# START OF Recorded data
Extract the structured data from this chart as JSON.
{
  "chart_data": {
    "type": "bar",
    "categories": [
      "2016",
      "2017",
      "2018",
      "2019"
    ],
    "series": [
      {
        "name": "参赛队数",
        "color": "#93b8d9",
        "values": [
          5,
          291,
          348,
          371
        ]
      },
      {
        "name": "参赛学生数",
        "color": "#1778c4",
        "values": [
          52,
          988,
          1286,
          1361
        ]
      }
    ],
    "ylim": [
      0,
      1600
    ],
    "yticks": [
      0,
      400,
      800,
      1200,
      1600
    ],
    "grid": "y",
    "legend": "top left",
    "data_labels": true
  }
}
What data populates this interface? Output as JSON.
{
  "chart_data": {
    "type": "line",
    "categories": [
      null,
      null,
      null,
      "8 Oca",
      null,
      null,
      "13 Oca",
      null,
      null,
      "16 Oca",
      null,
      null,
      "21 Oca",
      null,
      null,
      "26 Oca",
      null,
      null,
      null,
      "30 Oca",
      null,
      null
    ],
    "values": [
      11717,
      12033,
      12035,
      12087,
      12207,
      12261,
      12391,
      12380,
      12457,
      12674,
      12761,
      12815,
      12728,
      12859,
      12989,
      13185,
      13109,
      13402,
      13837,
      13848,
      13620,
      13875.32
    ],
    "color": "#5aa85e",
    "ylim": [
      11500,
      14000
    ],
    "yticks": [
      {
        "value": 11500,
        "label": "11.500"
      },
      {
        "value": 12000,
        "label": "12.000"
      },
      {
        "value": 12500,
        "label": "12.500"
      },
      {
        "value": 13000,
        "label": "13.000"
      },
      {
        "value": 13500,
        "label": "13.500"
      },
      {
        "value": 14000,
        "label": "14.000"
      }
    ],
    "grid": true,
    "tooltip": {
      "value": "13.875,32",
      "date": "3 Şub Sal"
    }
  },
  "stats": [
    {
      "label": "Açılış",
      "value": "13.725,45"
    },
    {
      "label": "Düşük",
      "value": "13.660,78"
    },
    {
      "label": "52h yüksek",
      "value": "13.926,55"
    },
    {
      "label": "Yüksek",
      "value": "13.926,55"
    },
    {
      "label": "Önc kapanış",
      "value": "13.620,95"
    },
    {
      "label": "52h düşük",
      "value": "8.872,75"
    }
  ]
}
# END OF Recorded data
*Your task*. Using the records above, gather all lines where the string "JSON" is present.

*The response*.
Extract the structured data from this chart as JSON.
What data populates this interface? Output as JSON.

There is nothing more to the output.